● **DATA SHOWN**:
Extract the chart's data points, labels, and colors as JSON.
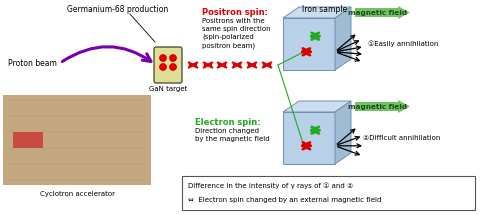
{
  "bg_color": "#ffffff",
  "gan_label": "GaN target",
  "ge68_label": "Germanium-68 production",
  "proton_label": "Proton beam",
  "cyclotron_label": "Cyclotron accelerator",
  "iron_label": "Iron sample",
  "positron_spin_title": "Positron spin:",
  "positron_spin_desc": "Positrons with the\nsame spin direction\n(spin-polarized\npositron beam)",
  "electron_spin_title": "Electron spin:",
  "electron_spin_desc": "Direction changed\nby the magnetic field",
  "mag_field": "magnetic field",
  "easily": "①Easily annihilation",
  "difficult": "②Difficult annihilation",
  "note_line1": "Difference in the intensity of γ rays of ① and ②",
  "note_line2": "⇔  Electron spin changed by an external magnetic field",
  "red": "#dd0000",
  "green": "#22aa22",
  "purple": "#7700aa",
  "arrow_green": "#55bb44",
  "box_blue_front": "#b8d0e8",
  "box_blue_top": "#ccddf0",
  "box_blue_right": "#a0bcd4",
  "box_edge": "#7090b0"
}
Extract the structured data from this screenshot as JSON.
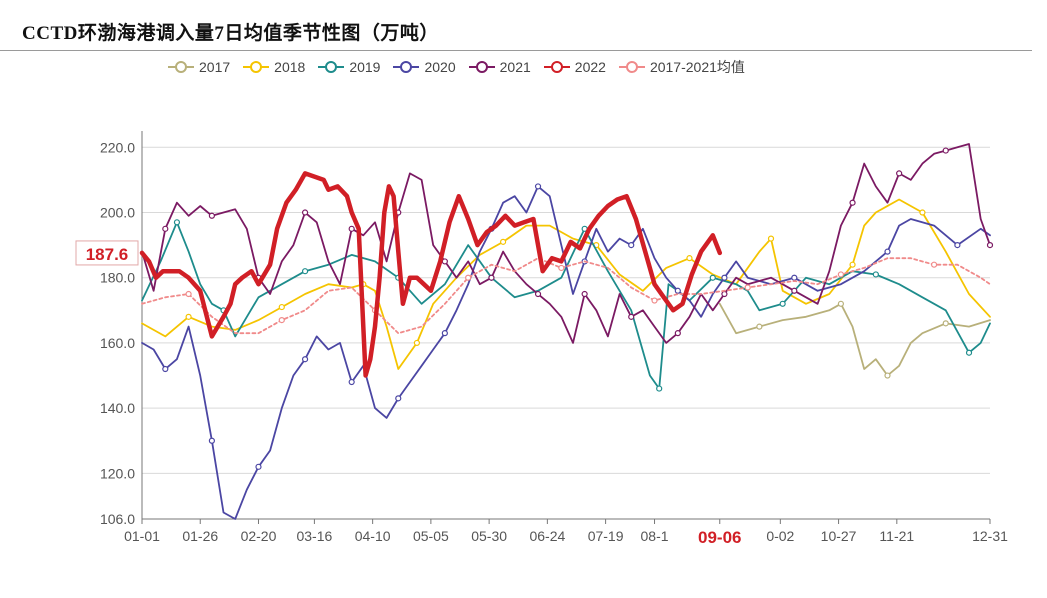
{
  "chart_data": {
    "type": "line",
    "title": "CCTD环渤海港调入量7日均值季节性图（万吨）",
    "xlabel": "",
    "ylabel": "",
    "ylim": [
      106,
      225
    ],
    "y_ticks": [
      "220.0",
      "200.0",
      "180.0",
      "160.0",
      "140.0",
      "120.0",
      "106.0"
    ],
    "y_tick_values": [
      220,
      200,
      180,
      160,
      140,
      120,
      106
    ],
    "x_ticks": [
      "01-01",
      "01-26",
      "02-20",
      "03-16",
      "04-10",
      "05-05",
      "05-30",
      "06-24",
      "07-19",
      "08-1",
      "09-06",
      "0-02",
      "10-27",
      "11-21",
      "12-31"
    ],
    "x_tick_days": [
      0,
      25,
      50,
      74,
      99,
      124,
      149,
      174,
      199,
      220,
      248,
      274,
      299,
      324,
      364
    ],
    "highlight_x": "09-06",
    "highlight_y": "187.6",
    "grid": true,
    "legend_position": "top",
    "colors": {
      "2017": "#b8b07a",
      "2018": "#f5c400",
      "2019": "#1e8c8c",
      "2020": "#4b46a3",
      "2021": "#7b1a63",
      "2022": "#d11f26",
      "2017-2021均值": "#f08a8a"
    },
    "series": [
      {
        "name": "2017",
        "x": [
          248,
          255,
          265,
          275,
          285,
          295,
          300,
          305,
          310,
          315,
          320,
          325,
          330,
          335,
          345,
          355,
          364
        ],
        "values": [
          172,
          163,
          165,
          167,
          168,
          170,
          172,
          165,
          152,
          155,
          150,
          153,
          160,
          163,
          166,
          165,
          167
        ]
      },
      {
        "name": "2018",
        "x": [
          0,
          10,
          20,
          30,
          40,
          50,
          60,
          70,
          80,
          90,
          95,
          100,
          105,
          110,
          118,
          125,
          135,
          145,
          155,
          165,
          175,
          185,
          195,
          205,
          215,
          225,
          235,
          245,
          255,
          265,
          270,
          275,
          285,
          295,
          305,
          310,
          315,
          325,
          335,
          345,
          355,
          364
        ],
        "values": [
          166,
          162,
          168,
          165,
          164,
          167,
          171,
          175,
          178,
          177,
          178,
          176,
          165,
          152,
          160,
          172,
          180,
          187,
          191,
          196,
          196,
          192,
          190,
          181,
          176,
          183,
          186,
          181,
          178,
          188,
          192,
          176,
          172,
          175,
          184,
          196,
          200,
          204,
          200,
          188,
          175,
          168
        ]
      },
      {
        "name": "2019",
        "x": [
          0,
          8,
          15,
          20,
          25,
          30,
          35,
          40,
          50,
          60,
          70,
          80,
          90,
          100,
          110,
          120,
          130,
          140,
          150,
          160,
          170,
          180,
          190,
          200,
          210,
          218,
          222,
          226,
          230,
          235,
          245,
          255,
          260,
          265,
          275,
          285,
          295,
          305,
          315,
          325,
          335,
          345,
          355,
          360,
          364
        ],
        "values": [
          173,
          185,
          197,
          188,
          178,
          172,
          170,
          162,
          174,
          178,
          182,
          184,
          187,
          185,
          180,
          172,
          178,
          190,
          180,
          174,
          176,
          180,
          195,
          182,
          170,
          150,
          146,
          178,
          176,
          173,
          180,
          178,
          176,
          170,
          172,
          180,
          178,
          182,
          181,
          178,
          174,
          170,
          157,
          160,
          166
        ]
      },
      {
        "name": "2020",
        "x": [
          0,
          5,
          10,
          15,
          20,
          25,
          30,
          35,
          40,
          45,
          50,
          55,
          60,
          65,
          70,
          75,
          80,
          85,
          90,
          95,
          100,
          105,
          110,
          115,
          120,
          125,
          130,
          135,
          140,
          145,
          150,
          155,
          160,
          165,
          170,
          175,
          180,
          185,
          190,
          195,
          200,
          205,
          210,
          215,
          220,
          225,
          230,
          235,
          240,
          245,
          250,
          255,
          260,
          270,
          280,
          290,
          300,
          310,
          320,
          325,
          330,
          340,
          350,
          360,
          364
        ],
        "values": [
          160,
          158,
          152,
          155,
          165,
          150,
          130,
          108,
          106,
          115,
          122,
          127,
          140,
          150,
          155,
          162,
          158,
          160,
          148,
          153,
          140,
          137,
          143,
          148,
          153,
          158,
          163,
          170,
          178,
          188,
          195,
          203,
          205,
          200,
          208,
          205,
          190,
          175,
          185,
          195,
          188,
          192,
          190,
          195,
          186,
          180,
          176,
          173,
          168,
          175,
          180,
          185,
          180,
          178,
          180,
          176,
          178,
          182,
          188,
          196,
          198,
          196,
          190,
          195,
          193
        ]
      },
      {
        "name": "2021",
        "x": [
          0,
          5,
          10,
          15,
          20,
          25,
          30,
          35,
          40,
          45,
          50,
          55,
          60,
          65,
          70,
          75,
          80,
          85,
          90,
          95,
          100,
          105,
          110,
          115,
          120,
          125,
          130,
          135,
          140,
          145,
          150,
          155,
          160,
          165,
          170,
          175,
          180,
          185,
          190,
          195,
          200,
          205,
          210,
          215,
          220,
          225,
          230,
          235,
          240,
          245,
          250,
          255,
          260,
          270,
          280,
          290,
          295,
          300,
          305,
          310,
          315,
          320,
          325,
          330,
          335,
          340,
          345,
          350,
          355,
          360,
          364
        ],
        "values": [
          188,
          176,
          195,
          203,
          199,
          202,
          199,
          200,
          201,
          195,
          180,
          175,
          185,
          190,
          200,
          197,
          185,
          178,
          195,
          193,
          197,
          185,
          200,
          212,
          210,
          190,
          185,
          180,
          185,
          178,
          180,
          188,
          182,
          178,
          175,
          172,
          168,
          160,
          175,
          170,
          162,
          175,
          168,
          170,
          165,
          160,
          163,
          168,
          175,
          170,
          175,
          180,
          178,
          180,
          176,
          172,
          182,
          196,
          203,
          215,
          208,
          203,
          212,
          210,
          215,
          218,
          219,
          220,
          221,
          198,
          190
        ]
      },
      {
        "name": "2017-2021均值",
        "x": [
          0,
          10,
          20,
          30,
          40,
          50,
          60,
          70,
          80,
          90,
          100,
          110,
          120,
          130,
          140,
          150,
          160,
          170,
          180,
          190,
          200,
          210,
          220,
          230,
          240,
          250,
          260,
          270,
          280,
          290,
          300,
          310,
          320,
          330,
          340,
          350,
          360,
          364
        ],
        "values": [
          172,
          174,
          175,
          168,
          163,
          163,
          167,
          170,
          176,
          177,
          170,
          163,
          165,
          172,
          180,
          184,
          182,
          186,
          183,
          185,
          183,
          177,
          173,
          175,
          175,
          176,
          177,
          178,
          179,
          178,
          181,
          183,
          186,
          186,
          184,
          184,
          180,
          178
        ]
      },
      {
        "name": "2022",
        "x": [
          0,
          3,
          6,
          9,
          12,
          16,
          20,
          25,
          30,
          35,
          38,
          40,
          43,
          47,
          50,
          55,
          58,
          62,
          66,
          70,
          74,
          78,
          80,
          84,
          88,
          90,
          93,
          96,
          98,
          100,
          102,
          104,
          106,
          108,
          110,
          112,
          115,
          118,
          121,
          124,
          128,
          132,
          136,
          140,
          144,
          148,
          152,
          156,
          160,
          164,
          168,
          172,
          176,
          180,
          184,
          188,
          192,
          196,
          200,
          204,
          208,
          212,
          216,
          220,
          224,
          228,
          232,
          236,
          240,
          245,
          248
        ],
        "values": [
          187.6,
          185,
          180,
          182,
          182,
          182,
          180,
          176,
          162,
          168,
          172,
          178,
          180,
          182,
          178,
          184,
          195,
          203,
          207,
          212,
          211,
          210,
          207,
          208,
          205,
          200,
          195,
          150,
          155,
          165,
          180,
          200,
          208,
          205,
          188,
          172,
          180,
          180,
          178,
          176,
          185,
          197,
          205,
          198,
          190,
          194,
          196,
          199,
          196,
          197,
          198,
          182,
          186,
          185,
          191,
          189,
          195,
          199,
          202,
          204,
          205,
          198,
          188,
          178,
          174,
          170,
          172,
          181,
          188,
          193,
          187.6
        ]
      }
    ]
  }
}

---

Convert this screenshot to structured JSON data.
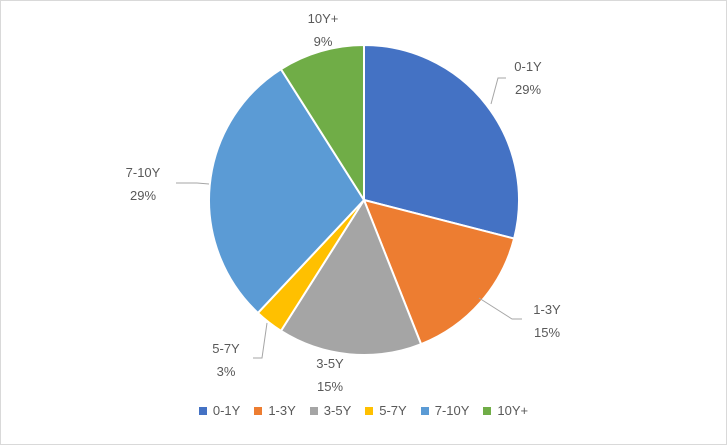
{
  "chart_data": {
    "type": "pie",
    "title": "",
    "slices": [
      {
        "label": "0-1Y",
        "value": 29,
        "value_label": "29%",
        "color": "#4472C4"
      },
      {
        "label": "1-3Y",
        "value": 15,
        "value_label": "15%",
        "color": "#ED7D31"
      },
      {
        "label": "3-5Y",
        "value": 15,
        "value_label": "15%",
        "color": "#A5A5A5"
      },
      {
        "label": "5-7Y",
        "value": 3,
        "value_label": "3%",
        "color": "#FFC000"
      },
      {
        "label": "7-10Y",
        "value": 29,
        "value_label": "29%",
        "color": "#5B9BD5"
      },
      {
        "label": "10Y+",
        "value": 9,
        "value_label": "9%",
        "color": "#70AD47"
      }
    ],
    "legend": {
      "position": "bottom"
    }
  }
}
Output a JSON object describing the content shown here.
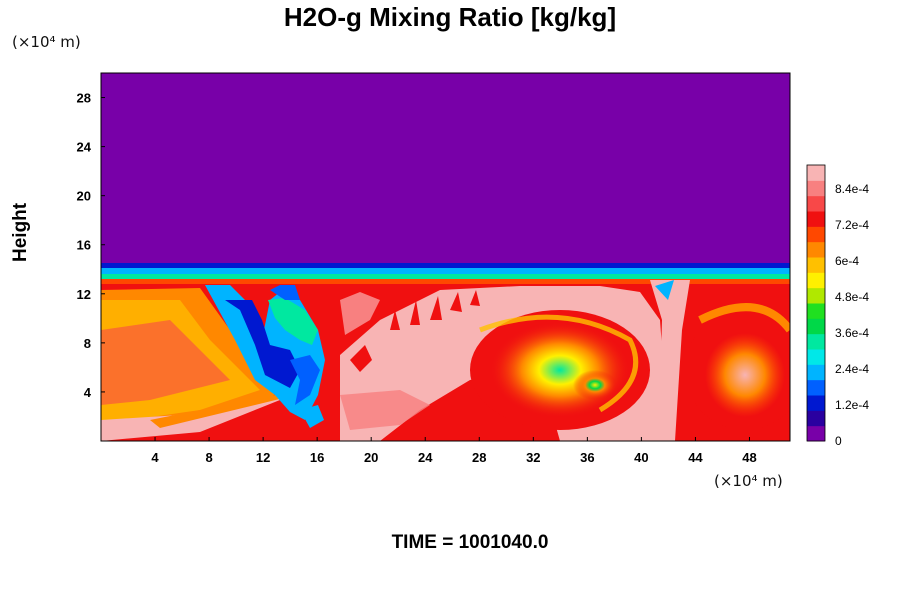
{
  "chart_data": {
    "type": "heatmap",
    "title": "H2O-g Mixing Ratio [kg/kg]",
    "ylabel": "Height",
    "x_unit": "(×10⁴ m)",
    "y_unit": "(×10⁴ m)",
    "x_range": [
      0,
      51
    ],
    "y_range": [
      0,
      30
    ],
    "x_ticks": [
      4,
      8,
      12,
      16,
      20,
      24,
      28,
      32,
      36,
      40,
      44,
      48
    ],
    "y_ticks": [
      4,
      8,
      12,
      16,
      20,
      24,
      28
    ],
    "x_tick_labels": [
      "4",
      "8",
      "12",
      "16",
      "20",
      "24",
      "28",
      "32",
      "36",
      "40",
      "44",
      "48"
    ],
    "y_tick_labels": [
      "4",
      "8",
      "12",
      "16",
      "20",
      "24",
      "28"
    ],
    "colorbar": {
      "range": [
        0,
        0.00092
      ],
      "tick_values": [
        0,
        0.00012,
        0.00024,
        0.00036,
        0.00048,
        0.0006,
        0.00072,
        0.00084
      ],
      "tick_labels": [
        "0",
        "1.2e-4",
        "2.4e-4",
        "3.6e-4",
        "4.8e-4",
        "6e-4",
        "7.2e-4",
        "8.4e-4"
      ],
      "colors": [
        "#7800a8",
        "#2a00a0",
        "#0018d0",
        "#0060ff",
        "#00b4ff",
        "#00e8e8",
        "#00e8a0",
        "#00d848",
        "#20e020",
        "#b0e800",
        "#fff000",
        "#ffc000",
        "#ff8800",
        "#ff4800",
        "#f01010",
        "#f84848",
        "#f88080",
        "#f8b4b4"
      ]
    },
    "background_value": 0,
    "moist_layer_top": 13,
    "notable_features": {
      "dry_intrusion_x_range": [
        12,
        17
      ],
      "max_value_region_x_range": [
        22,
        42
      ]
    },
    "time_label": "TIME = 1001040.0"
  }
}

---

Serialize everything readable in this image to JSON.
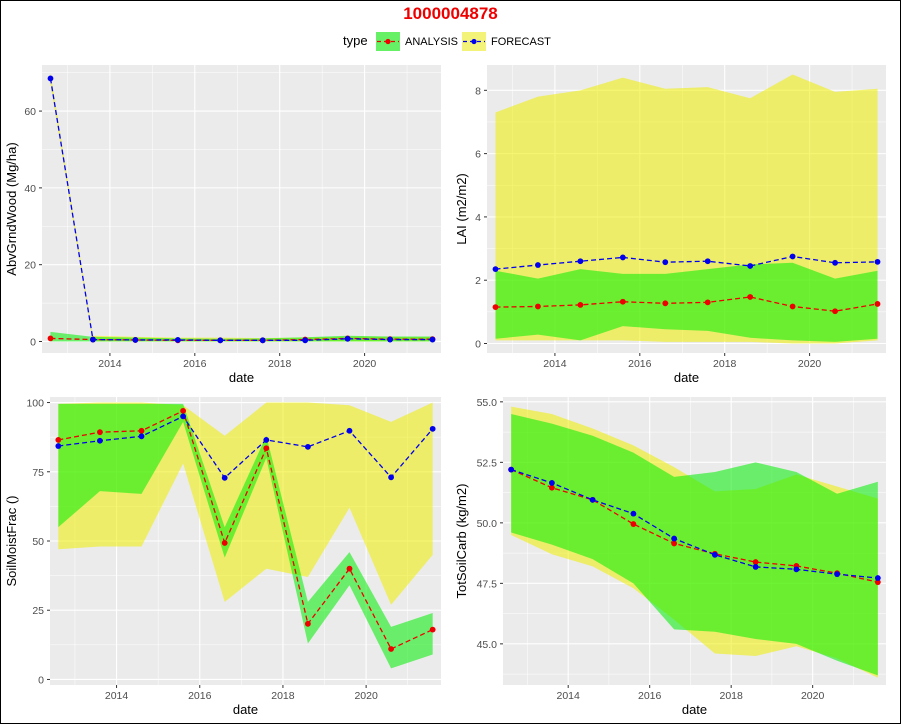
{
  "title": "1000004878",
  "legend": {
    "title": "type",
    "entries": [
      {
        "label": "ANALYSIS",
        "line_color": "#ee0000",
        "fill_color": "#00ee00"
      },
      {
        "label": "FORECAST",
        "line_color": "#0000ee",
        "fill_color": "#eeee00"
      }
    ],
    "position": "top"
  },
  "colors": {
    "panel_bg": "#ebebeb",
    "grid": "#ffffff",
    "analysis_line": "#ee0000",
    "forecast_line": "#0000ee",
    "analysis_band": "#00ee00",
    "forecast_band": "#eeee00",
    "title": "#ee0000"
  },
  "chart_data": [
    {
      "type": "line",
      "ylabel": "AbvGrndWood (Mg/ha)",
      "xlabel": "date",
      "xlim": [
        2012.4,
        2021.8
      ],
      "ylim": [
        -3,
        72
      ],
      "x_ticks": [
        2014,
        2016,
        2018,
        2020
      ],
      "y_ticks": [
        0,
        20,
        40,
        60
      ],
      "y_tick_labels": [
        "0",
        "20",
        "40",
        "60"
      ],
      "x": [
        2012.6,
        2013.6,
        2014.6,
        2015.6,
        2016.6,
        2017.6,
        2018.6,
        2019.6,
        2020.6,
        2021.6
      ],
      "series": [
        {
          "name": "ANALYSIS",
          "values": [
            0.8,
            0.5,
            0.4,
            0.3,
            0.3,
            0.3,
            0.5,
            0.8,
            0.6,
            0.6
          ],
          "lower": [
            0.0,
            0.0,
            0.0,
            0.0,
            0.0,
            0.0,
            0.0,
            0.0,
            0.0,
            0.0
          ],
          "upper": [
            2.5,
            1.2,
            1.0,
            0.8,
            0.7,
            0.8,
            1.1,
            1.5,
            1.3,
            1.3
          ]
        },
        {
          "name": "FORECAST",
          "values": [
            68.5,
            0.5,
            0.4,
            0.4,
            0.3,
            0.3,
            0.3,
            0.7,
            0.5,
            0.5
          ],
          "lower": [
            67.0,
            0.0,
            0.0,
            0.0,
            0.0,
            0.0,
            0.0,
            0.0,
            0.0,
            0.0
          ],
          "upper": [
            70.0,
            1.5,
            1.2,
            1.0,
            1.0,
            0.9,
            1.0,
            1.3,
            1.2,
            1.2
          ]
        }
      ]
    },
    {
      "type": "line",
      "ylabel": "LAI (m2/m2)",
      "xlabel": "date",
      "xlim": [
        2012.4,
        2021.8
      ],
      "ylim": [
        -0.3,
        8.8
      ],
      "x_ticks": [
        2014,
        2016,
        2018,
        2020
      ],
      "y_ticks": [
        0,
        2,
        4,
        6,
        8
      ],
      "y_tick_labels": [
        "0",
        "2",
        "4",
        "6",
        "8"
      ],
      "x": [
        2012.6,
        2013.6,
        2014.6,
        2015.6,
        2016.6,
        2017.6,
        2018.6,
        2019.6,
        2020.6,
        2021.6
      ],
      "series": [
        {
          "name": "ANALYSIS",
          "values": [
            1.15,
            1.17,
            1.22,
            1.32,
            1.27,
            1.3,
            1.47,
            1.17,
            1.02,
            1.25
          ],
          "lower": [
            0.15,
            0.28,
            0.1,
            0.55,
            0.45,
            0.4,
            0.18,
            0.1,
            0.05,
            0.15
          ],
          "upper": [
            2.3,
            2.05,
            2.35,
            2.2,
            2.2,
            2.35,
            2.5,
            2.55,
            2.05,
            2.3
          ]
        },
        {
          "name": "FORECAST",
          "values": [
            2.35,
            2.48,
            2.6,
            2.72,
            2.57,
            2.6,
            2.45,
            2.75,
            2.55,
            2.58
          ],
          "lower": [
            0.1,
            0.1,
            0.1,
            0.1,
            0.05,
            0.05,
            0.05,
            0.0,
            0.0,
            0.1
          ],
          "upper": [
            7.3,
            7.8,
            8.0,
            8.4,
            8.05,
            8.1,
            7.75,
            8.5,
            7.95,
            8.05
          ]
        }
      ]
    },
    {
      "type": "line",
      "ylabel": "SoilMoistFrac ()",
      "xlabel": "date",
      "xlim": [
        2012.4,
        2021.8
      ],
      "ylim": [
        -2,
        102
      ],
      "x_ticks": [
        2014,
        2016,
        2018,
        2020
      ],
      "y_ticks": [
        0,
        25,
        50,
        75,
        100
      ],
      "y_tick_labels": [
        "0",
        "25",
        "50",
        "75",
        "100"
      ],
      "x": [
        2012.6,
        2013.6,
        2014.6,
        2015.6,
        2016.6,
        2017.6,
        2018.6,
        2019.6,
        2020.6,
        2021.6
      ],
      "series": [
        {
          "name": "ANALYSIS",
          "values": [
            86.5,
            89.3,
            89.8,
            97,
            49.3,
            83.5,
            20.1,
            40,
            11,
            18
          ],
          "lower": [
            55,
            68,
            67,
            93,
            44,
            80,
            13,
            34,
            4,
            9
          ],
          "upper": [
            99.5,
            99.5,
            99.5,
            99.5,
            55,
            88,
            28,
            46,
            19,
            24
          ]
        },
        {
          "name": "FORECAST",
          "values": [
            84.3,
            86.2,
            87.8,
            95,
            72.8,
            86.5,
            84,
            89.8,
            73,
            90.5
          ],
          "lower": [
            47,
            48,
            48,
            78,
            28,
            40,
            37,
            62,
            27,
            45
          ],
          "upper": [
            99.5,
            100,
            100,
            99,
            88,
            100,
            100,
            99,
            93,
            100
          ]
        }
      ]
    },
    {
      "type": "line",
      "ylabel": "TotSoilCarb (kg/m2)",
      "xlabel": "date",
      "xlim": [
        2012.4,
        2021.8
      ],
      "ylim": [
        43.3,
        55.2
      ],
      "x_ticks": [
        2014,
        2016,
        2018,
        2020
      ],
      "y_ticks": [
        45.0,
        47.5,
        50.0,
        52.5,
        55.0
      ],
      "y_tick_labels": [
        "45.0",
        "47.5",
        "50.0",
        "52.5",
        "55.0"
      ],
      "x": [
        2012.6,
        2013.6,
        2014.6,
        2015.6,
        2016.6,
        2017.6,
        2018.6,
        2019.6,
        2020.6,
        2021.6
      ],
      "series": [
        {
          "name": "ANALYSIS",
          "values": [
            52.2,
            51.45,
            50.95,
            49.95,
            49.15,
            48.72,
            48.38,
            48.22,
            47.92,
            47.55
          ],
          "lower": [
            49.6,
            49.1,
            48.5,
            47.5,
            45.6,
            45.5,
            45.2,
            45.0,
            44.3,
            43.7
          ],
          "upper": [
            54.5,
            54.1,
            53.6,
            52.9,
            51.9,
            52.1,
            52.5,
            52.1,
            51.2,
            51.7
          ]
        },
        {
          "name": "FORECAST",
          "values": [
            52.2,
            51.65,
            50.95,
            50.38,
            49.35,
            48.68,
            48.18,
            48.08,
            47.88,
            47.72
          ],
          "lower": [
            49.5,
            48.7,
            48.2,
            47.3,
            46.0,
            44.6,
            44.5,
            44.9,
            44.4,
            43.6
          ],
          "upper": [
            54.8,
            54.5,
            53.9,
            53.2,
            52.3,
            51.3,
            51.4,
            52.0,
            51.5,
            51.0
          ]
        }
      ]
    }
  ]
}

● **SHORT PROBLEM**:
Pick out each line containing "this" and report it.

● **TASK RESULT**:
Extract the structured data from this screenshot as JSON.
Convert this screenshot to structured JSON data.
Serialize everything readable in this image to JSON.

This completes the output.